Directive: Can the data below be set down again exactly, line for line?

------------------------------

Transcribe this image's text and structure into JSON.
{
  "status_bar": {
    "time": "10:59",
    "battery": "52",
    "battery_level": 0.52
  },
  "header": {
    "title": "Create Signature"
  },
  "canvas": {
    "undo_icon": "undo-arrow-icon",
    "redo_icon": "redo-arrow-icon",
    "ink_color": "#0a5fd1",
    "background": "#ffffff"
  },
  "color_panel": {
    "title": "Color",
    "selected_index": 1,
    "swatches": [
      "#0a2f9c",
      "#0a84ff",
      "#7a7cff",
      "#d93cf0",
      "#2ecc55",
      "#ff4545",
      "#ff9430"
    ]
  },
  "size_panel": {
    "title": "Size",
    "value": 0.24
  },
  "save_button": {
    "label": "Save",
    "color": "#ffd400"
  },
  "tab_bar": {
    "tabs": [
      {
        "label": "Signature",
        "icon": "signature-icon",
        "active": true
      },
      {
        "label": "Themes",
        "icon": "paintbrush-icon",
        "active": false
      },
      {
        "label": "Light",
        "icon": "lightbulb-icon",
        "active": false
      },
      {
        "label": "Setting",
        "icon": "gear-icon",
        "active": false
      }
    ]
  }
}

------------------------------

Result below:
Transcribe this image's text and structure into JSON.
{
  "status_bar": {
    "time": "10:59",
    "battery": "52",
    "battery_level": 0.52
  },
  "header": {
    "title": "Create Signature"
  },
  "canvas": {
    "undo_icon": "undo-arrow-icon",
    "redo_icon": "redo-arrow-icon",
    "ink_color": "#0a5fd1",
    "background": "#ffffff"
  },
  "color_panel": {
    "title": "Color",
    "selected_index": 1,
    "swatches": [
      "#0a2f9c",
      "#0a84ff",
      "#7a7cff",
      "#d93cf0",
      "#2ecc55",
      "#ff4545",
      "#ff9430"
    ]
  },
  "size_panel": {
    "title": "Size",
    "value": 0.24
  },
  "save_button": {
    "label": "Save",
    "color": "#ffd400"
  },
  "tab_bar": {
    "tabs": [
      {
        "label": "Signature",
        "icon": "signature-icon",
        "active": true
      },
      {
        "label": "Themes",
        "icon": "paintbrush-icon",
        "active": false
      },
      {
        "label": "Light",
        "icon": "lightbulb-icon",
        "active": false
      },
      {
        "label": "Setting",
        "icon": "gear-icon",
        "active": false
      }
    ]
  }
}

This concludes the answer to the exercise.